> Written task
Quote the listing in full, exactly as given, minus any pictures.

###

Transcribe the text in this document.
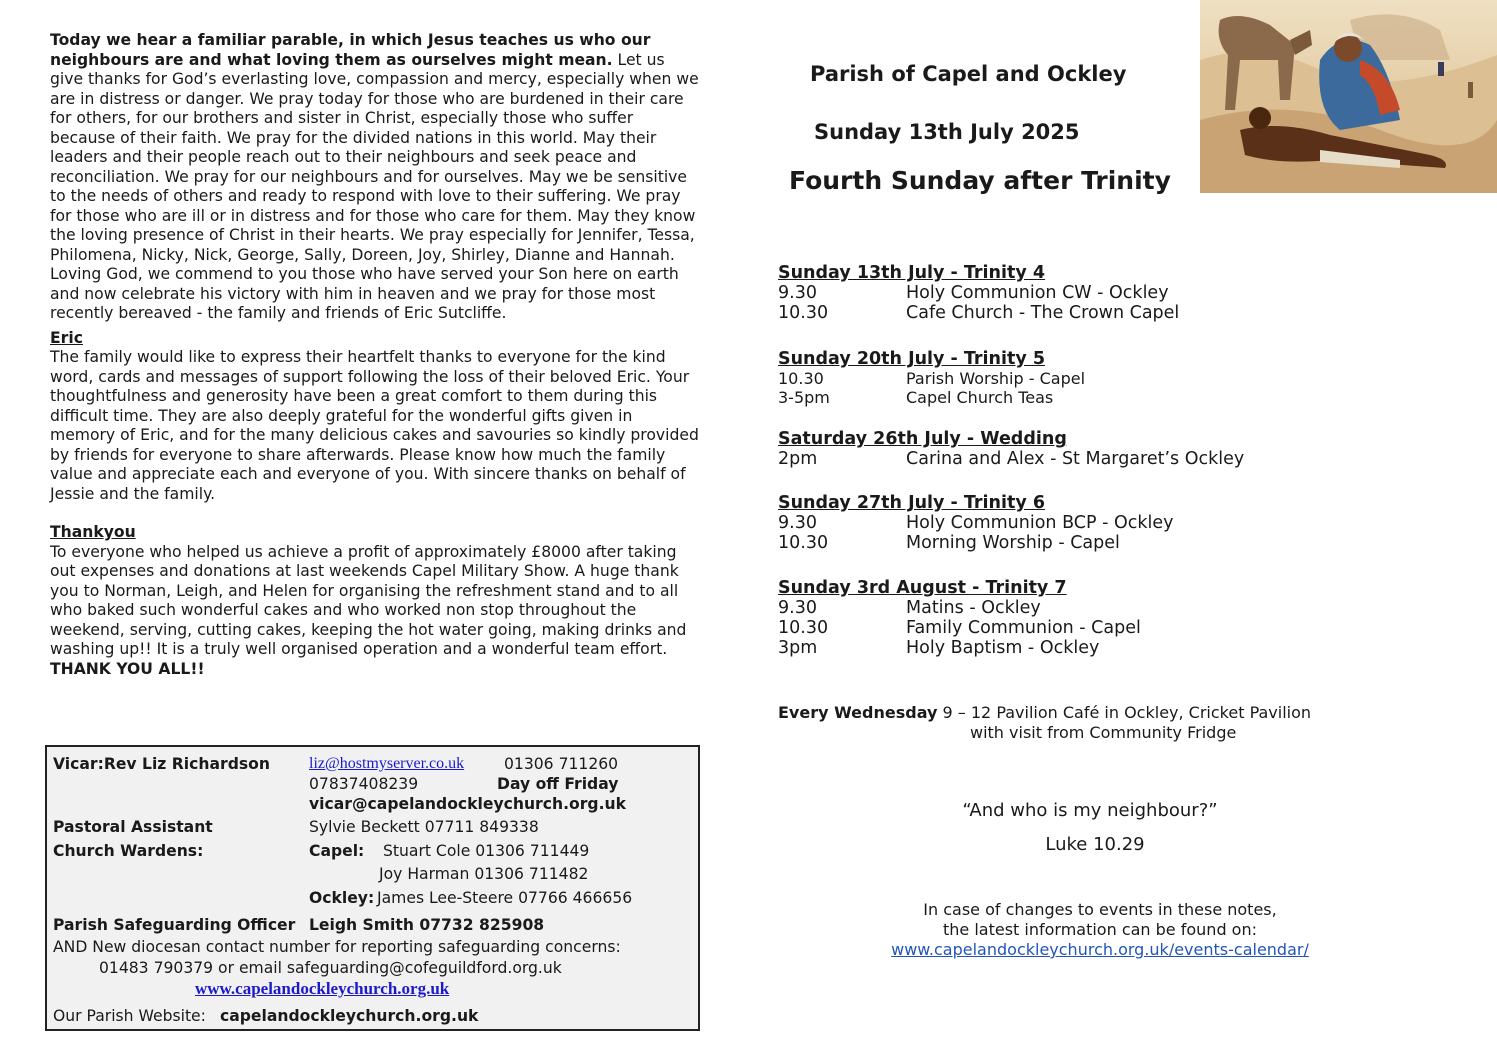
Today we hear a familiar parable, in which Jesus teaches us who our neighbours are and what loving them as ourselves might mean. Let us give thanks for God’s everlasting love, compassion and mercy, especially when we are in distress or danger. We pray today for those who are burdened in their care for others, for our brothers and sister in Christ, especially those who suffer because of their faith. We pray for the divided nations in this world. May their leaders and their people reach out to their neighbours and seek peace and reconciliation. We pray for our neighbours and for ourselves. May we be sensitive to the needs of others and ready to respond with love to their suffering. We pray for those who are ill or in distress and for those who care for them. May they know the loving presence of Christ in their hearts. We pray especially for Jennifer, Tessa, Philomena, Nicky, Nick, George, Sally, Doreen, Joy, Shirley, Dianne and Hannah. Loving God, we commend to you those who have served your Son here on earth and now celebrate his victory with him in heaven and we pray for those most recently bereaved - the family and friends of Eric Sutcliffe.

Eric

The family would like to express their heartfelt thanks to everyone for the kind word, cards and messages of support following the loss of their beloved Eric. Your thoughtfulness and generosity have been a great comfort to them during this difficult time. They are also deeply grateful for the wonderful gifts given in memory of Eric, and for the many delicious cakes and savouries so kindly provided by friends for everyone to share afterwards. Please know how much the family value and appreciate each and everyone of you. With sincere thanks on behalf of Jessie and the family.

Thankyou

To everyone who helped us achieve a profit of approximately £8000 after taking out expenses and donations at last weekends Capel Military Show. A huge thank you to Norman, Leigh, and Helen for organising the refreshment stand and to all who baked such wonderful cakes and who worked non stop throughout the weekend, serving, cutting cakes, keeping the hot water going, making drinks and washing up!! It is a truly well organised operation and a wonderful team effort. THANK YOU ALL!!

Vicar:Rev Liz Richardson liz@hostmyserver.co.uk	01306 711260
07837408239	Day off Friday
vicar@capelandockleychurch.org.uk
Pastoral Assistant	Sylvie Beckett 07711 849338
Church Wardens:	Capel: Stuart Cole 01306 711449
Joy Harman 01306 711482
Ockley: James Lee-Steere 07766 466656
Parish Safeguarding Officer Leigh Smith 07732 825908
AND New diocesan contact number for reporting safeguarding concerns:
01483 790379 or email safeguarding@cofeguildford.org.uk
www.capelandockleychurch.org.uk
Our Parish Website: capelandockleychurch.org.uk
Parish of Capel and Ockley
Sunday 13th July 2025
Fourth Sunday after Trinity
Sunday 13th July - Trinity 4
9.30	Holy Communion CW - Ockley
10.30	Cafe Church - The Crown Capel
Sunday 20th July - Trinity 5
10.30	Parish Worship - Capel
3-5pm	Capel Church Teas
Saturday 26th July - Wedding
2pm	Carina and Alex - St Margaret’s Ockley
Sunday 27th July - Trinity 6
9.30	Holy Communion BCP - Ockley
10.30	Morning Worship - Capel
Sunday 3rd August - Trinity 7
9.30	Matins - Ockley
10.30	Family Communion - Capel
3pm	Holy Baptism - Ockley
Every Wednesday 9 – 12 Pavilion Café in Ockley, Cricket Pavilion
with visit from Community Fridge
“And who is my neighbour?”
Luke 10.29
In case of changes to events in these notes,
the latest information can be found on:
www.capelandockleychurch.org.uk/events-calendar/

###

> Final result
Transcribe the text in this document.
Today we hear a familiar parable, in which Jesus teaches us who our neighbours are and what loving them as ourselves might mean. Let us give thanks for God’s everlasting love, compassion and mercy, especially when we are in distress or danger. We pray today for those who are burdened in their care for others, for our brothers and sister in Christ, especially those who suffer because of their faith. We pray for the divided nations in this world. May their leaders and their people reach out to their neighbours and seek peace and reconciliation. We pray for our neighbours and for ourselves. May we be sensitive to the needs of others and ready to respond with love to their suffering. We pray for those who are ill or in distress and for those who care for them. May they know the loving presence of Christ in their hearts. We pray especially for Jennifer, Tessa, Philomena, Nicky, Nick, George, Sally, Doreen, Joy, Shirley, Dianne and Hannah. Loving God, we commend to you those who have served your Son here on earth and now celebrate his victory with him in heaven and we pray for those most recently bereaved - the family and friends of Eric Sutcliffe.

Eric

The family would like to express their heartfelt thanks to everyone for the kind word, cards and messages of support following the loss of their beloved Eric. Your thoughtfulness and generosity have been a great comfort to them during this difficult time. They are also deeply grateful for the wonderful gifts given in memory of Eric, and for the many delicious cakes and savouries so kindly provided by friends for everyone to share afterwards. Please know how much the family value and appreciate each and everyone of you. With sincere thanks on behalf of Jessie and the family.

Thankyou

To everyone who helped us achieve a profit of approximately £8000 after taking out expenses and donations at last weekends Capel Military Show. A huge thank you to Norman, Leigh, and Helen for organising the refreshment stand and to all who baked such wonderful cakes and who worked non stop throughout the weekend, serving, cutting cakes, keeping the hot water going, making drinks and washing up!! It is a truly well organised operation and a wonderful team effort. THANK YOU ALL!!

Vicar:Rev Liz Richardson liz@hostmyserver.co.uk	01306 711260
07837408239	Day off Friday
vicar@capelandockleychurch.org.uk
Pastoral Assistant	Sylvie Beckett 07711 849338
Church Wardens:	Capel: Stuart Cole 01306 711449
Joy Harman 01306 711482
Ockley: James Lee-Steere 07766 466656
Parish Safeguarding Officer Leigh Smith 07732 825908
AND New diocesan contact number for reporting safeguarding concerns:
01483 790379 or email safeguarding@cofeguildford.org.uk
www.capelandockleychurch.org.uk
Our Parish Website: capelandockleychurch.org.uk
Parish of Capel and Ockley
Sunday 13th July 2025
Fourth Sunday after Trinity
Sunday 13th July - Trinity 4
9.30	Holy Communion CW - Ockley
10.30	Cafe Church - The Crown Capel
Sunday 20th July - Trinity 5
10.30	Parish Worship - Capel
3-5pm	Capel Church Teas
Saturday 26th July - Wedding
2pm	Carina and Alex - St Margaret’s Ockley
Sunday 27th July - Trinity 6
9.30	Holy Communion BCP - Ockley
10.30	Morning Worship - Capel
Sunday 3rd August - Trinity 7
9.30	Matins - Ockley
10.30	Family Communion - Capel
3pm	Holy Baptism - Ockley
Every Wednesday 9 – 12 Pavilion Café in Ockley, Cricket Pavilion
with visit from Community Fridge
“And who is my neighbour?”
Luke 10.29
In case of changes to events in these notes,
the latest information can be found on:
www.capelandockleychurch.org.uk/events-calendar/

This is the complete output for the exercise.